Recorded data:
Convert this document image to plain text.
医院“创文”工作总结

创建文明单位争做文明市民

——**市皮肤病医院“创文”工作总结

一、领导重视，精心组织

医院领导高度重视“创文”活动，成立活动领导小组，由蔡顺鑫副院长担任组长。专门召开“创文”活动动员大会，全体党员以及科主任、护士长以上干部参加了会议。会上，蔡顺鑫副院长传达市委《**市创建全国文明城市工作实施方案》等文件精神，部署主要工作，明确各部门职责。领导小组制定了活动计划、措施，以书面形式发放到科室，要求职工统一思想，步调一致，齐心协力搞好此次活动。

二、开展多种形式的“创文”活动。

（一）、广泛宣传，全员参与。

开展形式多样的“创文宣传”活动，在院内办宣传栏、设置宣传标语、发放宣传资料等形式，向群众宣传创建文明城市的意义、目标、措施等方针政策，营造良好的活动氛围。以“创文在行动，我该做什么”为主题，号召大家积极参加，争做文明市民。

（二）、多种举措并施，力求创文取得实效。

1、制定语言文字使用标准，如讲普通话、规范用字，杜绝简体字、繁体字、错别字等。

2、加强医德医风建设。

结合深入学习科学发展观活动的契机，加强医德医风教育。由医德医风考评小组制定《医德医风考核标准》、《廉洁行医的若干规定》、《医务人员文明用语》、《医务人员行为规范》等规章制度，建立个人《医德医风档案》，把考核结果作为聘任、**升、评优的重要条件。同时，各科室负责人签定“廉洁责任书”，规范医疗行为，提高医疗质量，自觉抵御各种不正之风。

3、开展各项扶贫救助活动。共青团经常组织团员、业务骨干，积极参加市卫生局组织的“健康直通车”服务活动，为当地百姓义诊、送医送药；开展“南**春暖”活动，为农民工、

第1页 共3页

Objective: Restate all of the entries above precisely.

The output:
Convert this document image to plain text.
医院“创文”工作总结

创建文明单位争做文明市民

——**市皮肤病医院“创文”工作总结

一、领导重视，精心组织

医院领导高度重视“创文”活动，成立活动领导小组，由蔡顺鑫副院长担任组长。专门召开“创文”活动动员大会，全体党员以及科主任、护士长以上干部参加了会议。会上，蔡顺鑫副院长传达市委《**市创建全国文明城市工作实施方案》等文件精神，部署主要工作，明确各部门职责。领导小组制定了活动计划、措施，以书面形式发放到科室，要求职工统一思想，步调一致，齐心协力搞好此次活动。

二、开展多种形式的“创文”活动。

（一）、广泛宣传，全员参与。

开展形式多样的“创文宣传”活动，在院内办宣传栏、设置宣传标语、发放宣传资料等形式，向群众宣传创建文明城市的意义、目标、措施等方针政策，营造良好的活动氛围。以“创文在行动，我该做什么”为主题，号召大家积极参加，争做文明市民。

（二）、多种举措并施，力求创文取得实效。

1、制定语言文字使用标准，如讲普通话、规范用字，杜绝简体字、繁体字、错别字等。

2、加强医德医风建设。

结合深入学习科学发展观活动的契机，加强医德医风教育。由医德医风考评小组制定《医德医风考核标准》、《廉洁行医的若干规定》、《医务人员文明用语》、《医务人员行为规范》等规章制度，建立个人《医德医风档案》，把考核结果作为聘任、**升、评优的重要条件。同时，各科室负责人签定“廉洁责任书”，规范医疗行为，提高医疗质量，自觉抵御各种不正之风。

3、开展各项扶贫救助活动。共青团经常组织团员、业务骨干，积极参加市卫生局组织的“健康直通车”服务活动，为当地百姓义诊、送医送药；开展“南**春暖”活动，为农民工、

第1页 共3页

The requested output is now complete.